Document excerpt:

::::::::

# Aim

Now that we've pre-processed our data and created some standalone Bokeh graphs, we can now look at taking these interactive graphs to the next level. I.e., we can add drop-downs and look at how to hook up the notebook to a local Bokeh server.

But for now, let's try and get these drop-downs working so that we can switch between colouring our data points by region, urban-rural classification, or shannon index. We also want to get some drop-downs working for our religion dataset, so that we can switch between different religions to explore the relationship between % of religious group in an LA and their contribution to the GI NR rate.

## Import libraries

In [1]:
# used to manipulate dataframes
import pandas as pd

# used to create visualisations
import seaborn as sns
import matplotlib.pylab as plt

# used to create interactive visualisations
from bokeh.io import show, curdoc, output_notebook
from bokeh.layouts import column
from bokeh.models import (
    ColumnDataSource,
    ColorBar,
    BasicTicker,
    PrintfTickFormatter,
    LinearColorMapper,
    Select,
)
from bokeh.models.annotations import LabelSet
from bokeh.palettes import Category10
from bokeh.plotting import figure


## Read-in data

We have some pre-processed data from our previous notebooks (started in [Main_Lang_NR_GI.ipynb](./Main_Lang_NR_GI.ipynb), and finished in [Religion_1_GI.ipynb](./Religion_1_GI.ipynb)) that we will read in now.

In [2]:

df = pd.read_csv('../Data/final_lang_gi.csv')

# Let's take a quick glance

df.head()

Unnamed: 0,LA_name,Observation,Non_Eng_Percentages,NR_rate,region,Urb_Rur,Shannon_idx
0,Adur,1971,3.14,4.68,South East,Predominantly Urban,0.205076
1,Allerdale,1073,1.15,4.61,North West,Predominantly Rural,0.099143
2,Amber Valley,1850,1.51,5.44,East Midlands,Predominantly Urban,0.142831
3,Arun,9469,5.89,5.44,South East,Predominantly Urban,0.201664
4,Ashfield,3944,3.22,5.64,East Midlands,Predominantly Urban,0.225514


# Interactive scatterplots

## Non-English + Non-response

This first scatterplot shows the relationship between the % of Non-English speakers and % of GI non-response for our 331 local authorities in England and Wales.

::::::::

Instructions:
1. For each of these statements about the Bokeh notebook, answer yes or no, and back up each answer by quoting the words from the notebook that settle it.
(a) The drop-downs are meant to switch the coloring of the data points between region, urban-rural classification, and Shannon index.
(b) The data is read in from a file called final_lang_gi.csv.
(c) The first scatterplot covers 331 local authorities in England and Scotland.
2. Pick up the Bokeh notebook right after its final sentence and carry on writing it.
None of the lines that come next are needed for the work here.

Given data:
::::::::

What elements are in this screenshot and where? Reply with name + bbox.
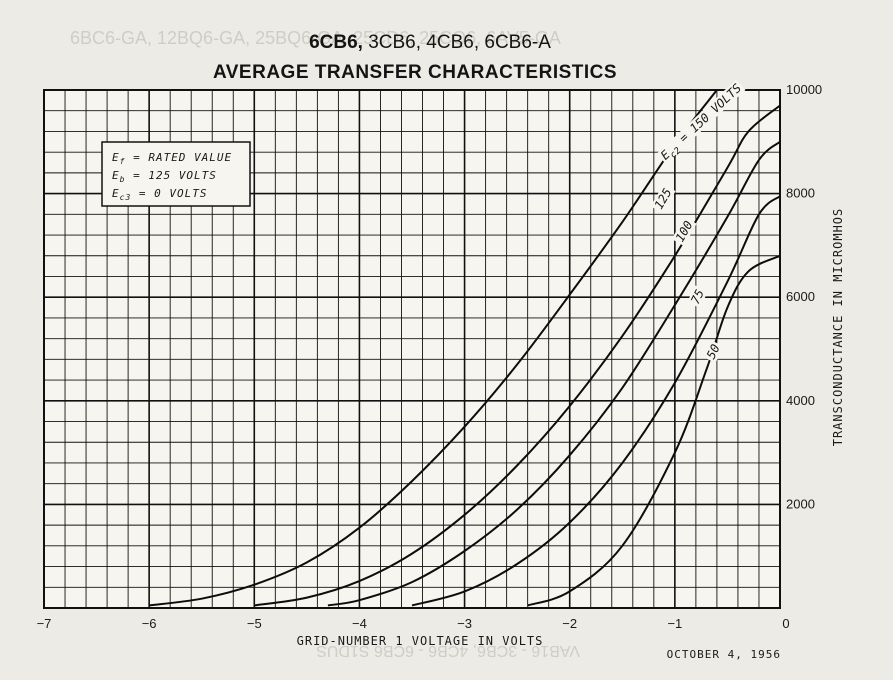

::::::::

Exercise responses:
1.
(a) Yes: "switch between colouring our data points by region, urban-rural classification, or shannon index"
(b) Yes: "df = pd.read_csv('../Data/final_lang_gi.csv')"
(c) No: "our 331 local authorities in England and Wales"

2.
In terms of interactive elements, we have included:

* tooltips - allow us to scroll over dps to reveal information
* legends - the 'click_policy' property is set to "hide" so that when a user clicks on a legend (for instance 'East Midlands' in terms of region) the data points relating to this category will disappear from the plot.
* dropdowns - we create a 'dropdown' widget with different options (region, urban-rural classification, and shannon index) and implement python callbacks so that when a user selects an option, the graph updates.



In [3]:
# Prepare data sources
source = ColumnDataSource(df)


# Bokeh has a hover tool, allowing you to scroll over dps to reveal info
# To configure the tool, we must set our tooltips arguments...

# We simply define a list of tuples which refer to column values in our merged_df 

tool = [
    ("index", "$index"),
    ("(x,y)", "(@Non_Eng_Percentages, @NR_rate)"),
    ("name", "@LA_name"),
]

# Create first graph figure, set title and x and y labels

p0 = figure(title = "Relationship between Non-response Rate and Non-English Speakers", x_axis_label = "Percentage of Non-English Speakers",
           y_axis_label = "Non-response rate", tooltips = tool)

# Create scatterplot and x and y values from columns
p0.scatter("Non_Eng_Percentages", "NR_rate", source=source, fill_alpha=0.5, size=10)


# Plot 1 (By Region)
p1 = figure(title="Relationship between Non-response Rate and Non-English Speakers",
            x_axis_label="Percentage of Non-English Speakers",
            y_axis_label="Non-response Rate",
            tooltips=tool)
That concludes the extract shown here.